--- Requirements ---
Output the full listing below exactly, without the pictures.

(Data records)

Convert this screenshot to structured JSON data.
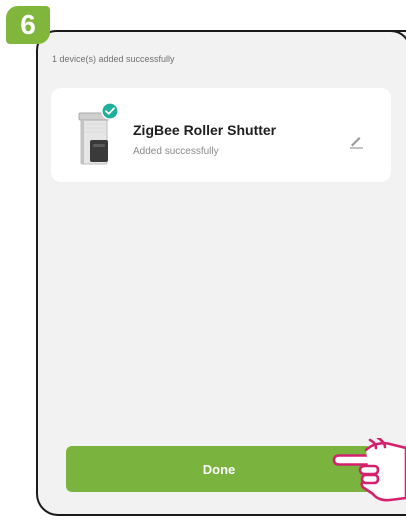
{
  "step": {
    "number": "6"
  },
  "header": {
    "status_text": "1 device(s) added successfully"
  },
  "device": {
    "name": "ZigBee Roller Shutter",
    "status": "Added successfully",
    "image_icon": "roller-shutter-icon",
    "badge_icon": "check-badge-icon",
    "edit_icon": "pencil-icon"
  },
  "actions": {
    "done_label": "Done"
  },
  "hint": {
    "icon": "pointing-hand-icon"
  },
  "colors": {
    "accent_green": "#7ab33d",
    "badge_green": "#80b63b",
    "check_teal": "#1fae9a",
    "hand_pink": "#d4216e",
    "background": "#f2f2f2",
    "card": "#ffffff"
  }
}
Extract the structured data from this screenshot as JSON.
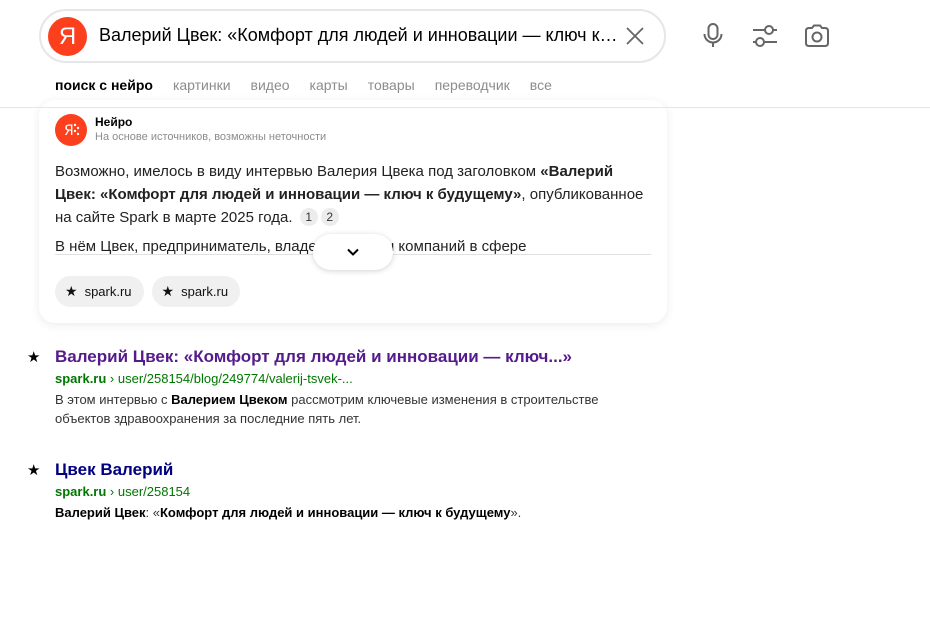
{
  "search": {
    "logo": "Я",
    "query": "Валерий Цвек: «Комфорт для людей и инновации — ключ к будущему»"
  },
  "icons": {
    "clear": "close-icon",
    "voice": "microphone-icon",
    "filters": "filter-sliders-icon",
    "image_search": "camera-icon"
  },
  "tabs": [
    {
      "label": "поиск с нейро",
      "active": true
    },
    {
      "label": "картинки"
    },
    {
      "label": "видео"
    },
    {
      "label": "карты"
    },
    {
      "label": "товары"
    },
    {
      "label": "переводчик"
    },
    {
      "label": "все"
    }
  ],
  "neuro": {
    "name": "Нейро",
    "subtitle": "На основе источников, возможны неточности",
    "p1_a": "Возможно, имелось в виду интервью Валерия Цвека под заголовком ",
    "p1_b": "«Валерий Цвек: «Комфорт для людей и инновации — ключ к будущему»",
    "p1_c": ", опубликованное на сайте Spark в марте 2025 года.",
    "ref1": "1",
    "ref2": "2",
    "p2": "В нём Цвек, предприниматель, владелец группы компаний в сфере",
    "chips": [
      {
        "label": "spark.ru"
      },
      {
        "label": "spark.ru"
      }
    ]
  },
  "results": [
    {
      "title": "Валерий Цвек: «Комфорт для людей и инновации — ключ...»",
      "title_color": "#551a8b",
      "domain": "spark.ru",
      "path": " › user/258154/blog/249774/valerij-tsvek-...",
      "snip_a": "В этом интервью с ",
      "snip_b": "Валерием Цвеком",
      "snip_c": " рассмотрим ключевые изменения в строительстве объектов здравоохранения за последние пять лет."
    },
    {
      "title": "Цвек Валерий",
      "title_color": "#000080",
      "domain": "spark.ru",
      "path": " › user/258154",
      "snip_a": "Валерий Цвек",
      "snip_b": ": «",
      "snip_c": "Комфорт для людей и инновации — ключ к будущему",
      "snip_d": "»."
    }
  ]
}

--- Output below ---
Convert this screenshot to structured JSON data.
{
  "step": {
    "number": "6"
  },
  "header": {
    "status_text": "1 device(s) added successfully"
  },
  "device": {
    "name": "ZigBee Roller Shutter",
    "status": "Added successfully",
    "image_icon": "roller-shutter-icon",
    "badge_icon": "check-badge-icon",
    "edit_icon": "pencil-icon"
  },
  "actions": {
    "done_label": "Done"
  },
  "hint": {
    "icon": "pointing-hand-icon"
  },
  "colors": {
    "accent_green": "#7ab33d",
    "badge_green": "#80b63b",
    "check_teal": "#1fae9a",
    "hand_pink": "#d4216e",
    "background": "#f2f2f2",
    "card": "#ffffff"
  }
}
Extract the structured data from this screenshot as JSON.
{
  "search": {
    "logo": "Я",
    "query": "Валерий Цвек: «Комфорт для людей и инновации — ключ к будущему»"
  },
  "icons": {
    "clear": "close-icon",
    "voice": "microphone-icon",
    "filters": "filter-sliders-icon",
    "image_search": "camera-icon"
  },
  "tabs": [
    {
      "label": "поиск с нейро",
      "active": true
    },
    {
      "label": "картинки"
    },
    {
      "label": "видео"
    },
    {
      "label": "карты"
    },
    {
      "label": "товары"
    },
    {
      "label": "переводчик"
    },
    {
      "label": "все"
    }
  ],
  "neuro": {
    "name": "Нейро",
    "subtitle": "На основе источников, возможны неточности",
    "p1_a": "Возможно, имелось в виду интервью Валерия Цвека под заголовком ",
    "p1_b": "«Валерий Цвек: «Комфорт для людей и инновации — ключ к будущему»",
    "p1_c": ", опубликованное на сайте Spark в марте 2025 года.",
    "ref1": "1",
    "ref2": "2",
    "p2": "В нём Цвек, предприниматель, владелец группы компаний в сфере",
    "chips": [
      {
        "label": "spark.ru"
      },
      {
        "label": "spark.ru"
      }
    ]
  },
  "results": [
    {
      "title": "Валерий Цвек: «Комфорт для людей и инновации — ключ...»",
      "title_color": "#551a8b",
      "domain": "spark.ru",
      "path": " › user/258154/blog/249774/valerij-tsvek-...",
      "snip_a": "В этом интервью с ",
      "snip_b": "Валерием Цвеком",
      "snip_c": " рассмотрим ключевые изменения в строительстве объектов здравоохранения за последние пять лет."
    },
    {
      "title": "Цвек Валерий",
      "title_color": "#000080",
      "domain": "spark.ru",
      "path": " › user/258154",
      "snip_a": "Валерий Цвек",
      "snip_b": ": «",
      "snip_c": "Комфорт для людей и инновации — ключ к будущему",
      "snip_d": "»."
    }
  ]
}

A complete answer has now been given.